## 提示された本文
____________

経済産業省は18日、ロボット産業の市場動向調査結果を発表した。世界市場は5年間で約60%成長し、2011年の規模は84億9700万ドル(6628億円)となった。日本企業のシェアは50・2%と過半をかろうじて堅持した。電子部品実装機を含めると世界市場は約133億6900万ドル(1兆428億円)で、日本企業のシェアは57・3%である。国・地域別では中国市場が約4倍に拡大し、台数ベースで世界最大の日本市場に迫る勢い。また、国・地域別の製造業従業員1万人当たりの産業用ロボット(電子部品実装機を除く)利用台数は、11年に韓国が日本を抜きトップになり、韓国製造業の躍進の要因にロボットの積極的な導入があることを裏付けた。11年の産業用ロボット(電子部品実装機除く)の世界市場84億9700万ドルのうち、日本企業の出荷額は42億6700万ドル(3328億円)である。電子部品実装機の世界市場規模は48億7200万ドル(約3800億円)で、日本企業のシェアは約7割に達する。

____________

## エントリ抜粋
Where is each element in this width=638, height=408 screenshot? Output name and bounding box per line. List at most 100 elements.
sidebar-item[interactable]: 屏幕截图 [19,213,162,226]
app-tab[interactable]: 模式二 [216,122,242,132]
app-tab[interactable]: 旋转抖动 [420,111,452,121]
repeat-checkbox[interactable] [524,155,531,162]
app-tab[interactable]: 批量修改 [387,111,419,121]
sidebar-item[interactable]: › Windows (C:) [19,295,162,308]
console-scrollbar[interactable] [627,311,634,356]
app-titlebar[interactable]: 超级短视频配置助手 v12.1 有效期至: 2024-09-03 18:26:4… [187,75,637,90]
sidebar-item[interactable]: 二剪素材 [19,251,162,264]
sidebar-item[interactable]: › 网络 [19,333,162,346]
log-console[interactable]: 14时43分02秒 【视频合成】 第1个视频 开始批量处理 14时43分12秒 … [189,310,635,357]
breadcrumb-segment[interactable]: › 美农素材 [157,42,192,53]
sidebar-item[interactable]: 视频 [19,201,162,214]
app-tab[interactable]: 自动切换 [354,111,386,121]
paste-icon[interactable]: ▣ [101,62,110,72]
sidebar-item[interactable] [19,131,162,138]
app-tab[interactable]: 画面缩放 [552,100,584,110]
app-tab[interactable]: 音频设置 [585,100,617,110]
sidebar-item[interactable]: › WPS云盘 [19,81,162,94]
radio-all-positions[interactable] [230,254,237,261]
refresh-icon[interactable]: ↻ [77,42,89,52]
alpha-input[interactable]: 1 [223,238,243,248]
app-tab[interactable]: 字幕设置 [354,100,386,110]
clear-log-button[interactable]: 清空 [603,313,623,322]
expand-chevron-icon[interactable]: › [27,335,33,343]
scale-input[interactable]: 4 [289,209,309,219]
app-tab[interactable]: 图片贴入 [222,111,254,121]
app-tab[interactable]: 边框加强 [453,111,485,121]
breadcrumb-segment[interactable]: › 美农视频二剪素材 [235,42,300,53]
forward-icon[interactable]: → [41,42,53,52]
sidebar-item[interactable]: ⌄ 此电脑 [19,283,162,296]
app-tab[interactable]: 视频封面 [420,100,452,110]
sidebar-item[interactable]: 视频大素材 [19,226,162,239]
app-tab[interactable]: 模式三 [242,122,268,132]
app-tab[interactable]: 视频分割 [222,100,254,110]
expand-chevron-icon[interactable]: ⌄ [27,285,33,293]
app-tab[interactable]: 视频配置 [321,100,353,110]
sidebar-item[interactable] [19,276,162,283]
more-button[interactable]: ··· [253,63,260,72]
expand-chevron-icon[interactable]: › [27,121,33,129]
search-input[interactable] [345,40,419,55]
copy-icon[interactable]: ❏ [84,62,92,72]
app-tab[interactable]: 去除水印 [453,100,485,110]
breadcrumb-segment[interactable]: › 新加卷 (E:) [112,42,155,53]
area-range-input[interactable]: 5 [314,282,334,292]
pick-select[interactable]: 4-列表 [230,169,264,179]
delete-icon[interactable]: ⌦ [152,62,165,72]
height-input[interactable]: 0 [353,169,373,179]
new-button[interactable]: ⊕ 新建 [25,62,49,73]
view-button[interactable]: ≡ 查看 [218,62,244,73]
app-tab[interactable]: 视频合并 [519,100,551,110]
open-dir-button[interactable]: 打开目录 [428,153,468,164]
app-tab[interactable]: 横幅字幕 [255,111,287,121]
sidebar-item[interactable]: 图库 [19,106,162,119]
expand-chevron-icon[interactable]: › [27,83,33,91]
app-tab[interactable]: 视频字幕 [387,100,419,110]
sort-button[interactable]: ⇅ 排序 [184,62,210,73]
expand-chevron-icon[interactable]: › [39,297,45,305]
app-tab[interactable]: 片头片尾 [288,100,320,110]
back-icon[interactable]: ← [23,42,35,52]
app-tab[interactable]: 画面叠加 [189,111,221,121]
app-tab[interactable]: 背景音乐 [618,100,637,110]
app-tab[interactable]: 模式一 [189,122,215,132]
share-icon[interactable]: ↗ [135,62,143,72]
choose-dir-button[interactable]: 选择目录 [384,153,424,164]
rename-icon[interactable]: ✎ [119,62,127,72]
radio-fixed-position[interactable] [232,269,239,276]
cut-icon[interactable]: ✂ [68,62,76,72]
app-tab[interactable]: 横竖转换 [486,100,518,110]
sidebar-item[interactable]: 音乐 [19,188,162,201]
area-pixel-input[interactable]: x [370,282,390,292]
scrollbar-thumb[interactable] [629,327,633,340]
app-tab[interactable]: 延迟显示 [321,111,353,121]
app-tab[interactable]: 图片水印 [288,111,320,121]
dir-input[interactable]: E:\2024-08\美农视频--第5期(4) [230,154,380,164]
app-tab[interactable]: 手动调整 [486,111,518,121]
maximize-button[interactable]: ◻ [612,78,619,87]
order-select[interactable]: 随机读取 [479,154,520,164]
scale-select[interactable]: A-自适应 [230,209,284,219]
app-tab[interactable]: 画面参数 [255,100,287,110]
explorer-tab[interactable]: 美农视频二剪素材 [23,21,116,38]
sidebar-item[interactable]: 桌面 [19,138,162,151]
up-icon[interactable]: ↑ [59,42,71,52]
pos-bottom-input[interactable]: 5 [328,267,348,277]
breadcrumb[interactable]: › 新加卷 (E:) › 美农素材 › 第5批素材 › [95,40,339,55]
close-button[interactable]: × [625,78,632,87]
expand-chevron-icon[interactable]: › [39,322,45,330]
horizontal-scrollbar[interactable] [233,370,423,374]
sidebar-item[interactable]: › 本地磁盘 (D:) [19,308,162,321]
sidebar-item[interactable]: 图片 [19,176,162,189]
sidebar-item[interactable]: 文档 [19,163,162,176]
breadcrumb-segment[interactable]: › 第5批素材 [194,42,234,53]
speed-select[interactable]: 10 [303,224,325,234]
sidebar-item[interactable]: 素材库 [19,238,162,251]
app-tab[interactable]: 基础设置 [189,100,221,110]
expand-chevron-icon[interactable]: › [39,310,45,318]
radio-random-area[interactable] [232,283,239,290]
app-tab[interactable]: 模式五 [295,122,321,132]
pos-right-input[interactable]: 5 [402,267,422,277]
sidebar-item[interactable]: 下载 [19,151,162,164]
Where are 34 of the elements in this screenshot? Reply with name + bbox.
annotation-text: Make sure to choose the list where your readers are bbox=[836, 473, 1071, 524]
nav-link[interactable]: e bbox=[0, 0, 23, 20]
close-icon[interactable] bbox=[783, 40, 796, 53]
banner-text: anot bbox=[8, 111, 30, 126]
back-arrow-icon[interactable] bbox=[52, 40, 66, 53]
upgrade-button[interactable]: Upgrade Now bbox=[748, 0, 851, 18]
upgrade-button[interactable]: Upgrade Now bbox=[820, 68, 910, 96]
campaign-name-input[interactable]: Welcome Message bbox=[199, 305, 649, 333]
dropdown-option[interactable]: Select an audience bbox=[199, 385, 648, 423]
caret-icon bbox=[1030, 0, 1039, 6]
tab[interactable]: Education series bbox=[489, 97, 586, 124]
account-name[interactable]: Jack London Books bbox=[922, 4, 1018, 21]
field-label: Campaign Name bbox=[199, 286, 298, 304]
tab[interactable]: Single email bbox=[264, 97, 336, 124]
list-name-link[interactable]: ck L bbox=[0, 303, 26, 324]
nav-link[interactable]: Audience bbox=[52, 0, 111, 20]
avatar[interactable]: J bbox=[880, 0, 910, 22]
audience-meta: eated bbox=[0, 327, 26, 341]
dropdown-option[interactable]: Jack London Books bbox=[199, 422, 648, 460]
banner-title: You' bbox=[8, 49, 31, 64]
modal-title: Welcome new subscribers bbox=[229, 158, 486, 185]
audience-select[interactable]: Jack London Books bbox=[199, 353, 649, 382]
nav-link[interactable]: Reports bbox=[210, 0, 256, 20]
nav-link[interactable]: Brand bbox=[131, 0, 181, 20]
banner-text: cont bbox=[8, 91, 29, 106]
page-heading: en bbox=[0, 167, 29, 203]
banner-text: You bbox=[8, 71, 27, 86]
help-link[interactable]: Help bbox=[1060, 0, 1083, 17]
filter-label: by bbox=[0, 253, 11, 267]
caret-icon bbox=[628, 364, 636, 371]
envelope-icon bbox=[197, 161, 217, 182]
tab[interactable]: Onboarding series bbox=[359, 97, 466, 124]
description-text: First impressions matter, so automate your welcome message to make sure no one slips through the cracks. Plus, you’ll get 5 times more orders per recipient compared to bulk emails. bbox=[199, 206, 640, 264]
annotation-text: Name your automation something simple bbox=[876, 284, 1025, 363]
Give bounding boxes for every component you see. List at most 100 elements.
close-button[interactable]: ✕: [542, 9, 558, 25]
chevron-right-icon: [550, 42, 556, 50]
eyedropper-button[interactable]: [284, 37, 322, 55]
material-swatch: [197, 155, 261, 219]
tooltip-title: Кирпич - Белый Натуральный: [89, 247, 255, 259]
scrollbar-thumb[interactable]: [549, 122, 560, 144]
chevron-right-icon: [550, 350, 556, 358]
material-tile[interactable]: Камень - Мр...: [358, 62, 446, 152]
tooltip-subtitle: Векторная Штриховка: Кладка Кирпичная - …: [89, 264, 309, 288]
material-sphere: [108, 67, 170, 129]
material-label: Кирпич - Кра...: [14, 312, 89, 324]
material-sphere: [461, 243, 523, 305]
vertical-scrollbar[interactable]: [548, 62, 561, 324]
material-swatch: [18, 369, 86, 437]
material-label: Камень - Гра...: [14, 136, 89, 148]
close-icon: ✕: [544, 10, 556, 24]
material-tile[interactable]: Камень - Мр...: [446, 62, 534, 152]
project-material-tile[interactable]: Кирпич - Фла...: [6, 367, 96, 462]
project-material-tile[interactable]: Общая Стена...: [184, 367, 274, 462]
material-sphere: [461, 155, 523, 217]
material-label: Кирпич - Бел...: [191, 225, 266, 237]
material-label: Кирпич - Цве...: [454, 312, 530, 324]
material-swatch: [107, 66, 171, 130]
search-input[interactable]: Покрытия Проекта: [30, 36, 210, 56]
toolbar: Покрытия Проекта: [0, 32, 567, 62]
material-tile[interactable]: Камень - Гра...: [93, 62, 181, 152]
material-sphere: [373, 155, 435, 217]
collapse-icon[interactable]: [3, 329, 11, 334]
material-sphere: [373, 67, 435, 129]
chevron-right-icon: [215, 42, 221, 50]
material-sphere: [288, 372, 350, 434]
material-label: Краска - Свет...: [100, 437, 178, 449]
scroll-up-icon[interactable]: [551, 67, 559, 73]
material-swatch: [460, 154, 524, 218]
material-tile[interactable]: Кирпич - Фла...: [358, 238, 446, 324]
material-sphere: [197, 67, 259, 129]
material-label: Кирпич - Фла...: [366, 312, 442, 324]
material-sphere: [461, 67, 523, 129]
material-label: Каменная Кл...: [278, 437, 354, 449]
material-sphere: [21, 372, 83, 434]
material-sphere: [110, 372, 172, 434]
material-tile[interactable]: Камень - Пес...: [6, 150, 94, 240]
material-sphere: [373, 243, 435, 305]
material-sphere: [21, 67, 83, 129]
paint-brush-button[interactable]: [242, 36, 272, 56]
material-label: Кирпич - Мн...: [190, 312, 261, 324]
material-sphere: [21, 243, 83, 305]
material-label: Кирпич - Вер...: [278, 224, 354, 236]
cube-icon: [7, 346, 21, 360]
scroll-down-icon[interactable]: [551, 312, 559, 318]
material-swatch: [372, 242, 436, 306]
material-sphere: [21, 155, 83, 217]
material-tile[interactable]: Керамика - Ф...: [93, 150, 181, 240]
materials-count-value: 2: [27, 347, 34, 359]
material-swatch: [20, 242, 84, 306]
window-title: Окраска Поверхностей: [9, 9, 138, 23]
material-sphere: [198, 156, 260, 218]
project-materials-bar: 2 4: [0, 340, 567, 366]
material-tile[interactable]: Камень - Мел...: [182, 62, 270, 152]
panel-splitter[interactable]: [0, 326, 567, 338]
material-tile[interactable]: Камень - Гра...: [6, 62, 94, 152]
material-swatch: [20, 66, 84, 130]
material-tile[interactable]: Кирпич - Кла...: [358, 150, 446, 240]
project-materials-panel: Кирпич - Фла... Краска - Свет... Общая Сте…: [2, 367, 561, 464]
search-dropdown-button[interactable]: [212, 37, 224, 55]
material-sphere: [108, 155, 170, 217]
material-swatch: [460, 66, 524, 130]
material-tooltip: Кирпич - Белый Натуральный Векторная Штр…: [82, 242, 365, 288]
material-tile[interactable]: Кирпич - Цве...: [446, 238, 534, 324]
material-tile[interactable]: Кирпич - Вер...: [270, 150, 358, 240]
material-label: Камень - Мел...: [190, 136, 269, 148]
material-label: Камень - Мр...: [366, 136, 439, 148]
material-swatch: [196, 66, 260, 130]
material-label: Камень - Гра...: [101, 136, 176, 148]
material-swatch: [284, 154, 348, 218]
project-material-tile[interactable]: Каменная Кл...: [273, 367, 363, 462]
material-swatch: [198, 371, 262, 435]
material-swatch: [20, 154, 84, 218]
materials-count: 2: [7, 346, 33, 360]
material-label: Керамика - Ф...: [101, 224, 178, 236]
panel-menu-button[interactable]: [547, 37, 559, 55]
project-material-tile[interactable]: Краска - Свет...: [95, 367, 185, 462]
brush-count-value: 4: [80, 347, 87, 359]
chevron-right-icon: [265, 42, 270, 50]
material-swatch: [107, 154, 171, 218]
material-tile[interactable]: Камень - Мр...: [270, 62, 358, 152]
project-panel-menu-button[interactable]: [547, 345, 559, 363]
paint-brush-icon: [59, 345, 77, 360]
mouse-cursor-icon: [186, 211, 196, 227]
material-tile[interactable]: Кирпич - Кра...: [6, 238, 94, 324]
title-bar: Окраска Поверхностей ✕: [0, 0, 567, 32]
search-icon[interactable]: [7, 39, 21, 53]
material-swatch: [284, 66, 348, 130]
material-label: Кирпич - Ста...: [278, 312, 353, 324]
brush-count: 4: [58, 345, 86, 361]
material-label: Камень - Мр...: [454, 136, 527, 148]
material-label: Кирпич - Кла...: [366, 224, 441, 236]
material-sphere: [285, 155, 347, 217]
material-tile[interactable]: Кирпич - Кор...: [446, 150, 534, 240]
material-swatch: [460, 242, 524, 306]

____________

## 取り組む課題
(1) 次の(a)〜(c)は本文の内容と合っていますか。それぞれ「はい」か「いいえ」で答え、判断の決め手となる本文の語句をそのまま引用してください。
(a) ロボットの世界市場は5年間で約60%成長した。
(b) 2011年、製造業従業員1万人当たりの産業用ロボット利用台数で日本がトップだった。
(c) 電子部品実装機の世界市場における日本企業のシェアは約5割である。
(2) 本文のうち「経済産業省は18日、ロボット」で始まり「業のシェアは約7割に達する。」で終わる部分を、「経済産業省」を「経産省」に差し替えて書き直してください。
エントリは本文とは関係ありません。

## 番号別の解答
(1)
(a) はい:「世界市場は5年間で約60%成長し」
(b) いいえ:「11年に韓国が日本を抜きトップになり」
(c) いいえ:「日本企業のシェアは約7割に達する」

(2)
経産省は18日、ロボット産業の市場動向調査結果を発表した。世界市場は5年間で約60%成長し、2011年の規模は84億9700万ドル(6628億円)となった。日本企業のシェアは50・2%と過半をかろうじて堅持した。電子部品実装機を含めると世界市場は約133億6900万ドル(1兆428億円)で、日本企業のシェアは57・3%である。国・地域別では中国市場が約4倍に拡大し、台数ベースで世界最大の日本市場に迫る勢い。また、国・地域別の製造業従業員1万人当たりの産業用ロボット(電子部品実装機を除く)利用台数は、11年に韓国が日本を抜きトップになり、韓国製造業の躍進の要因にロボットの積極的な導入があることを裏付けた。11年の産業用ロボット(電子部品実装機除く)の世界市場84億9700万ドルのうち、日本企業の出荷額は42億6700万ドル(3328億円)である。電子部品実装機の世界市場規模は48億7200万ドル(約3800億円)で、日本企業のシェアは約7割に達する。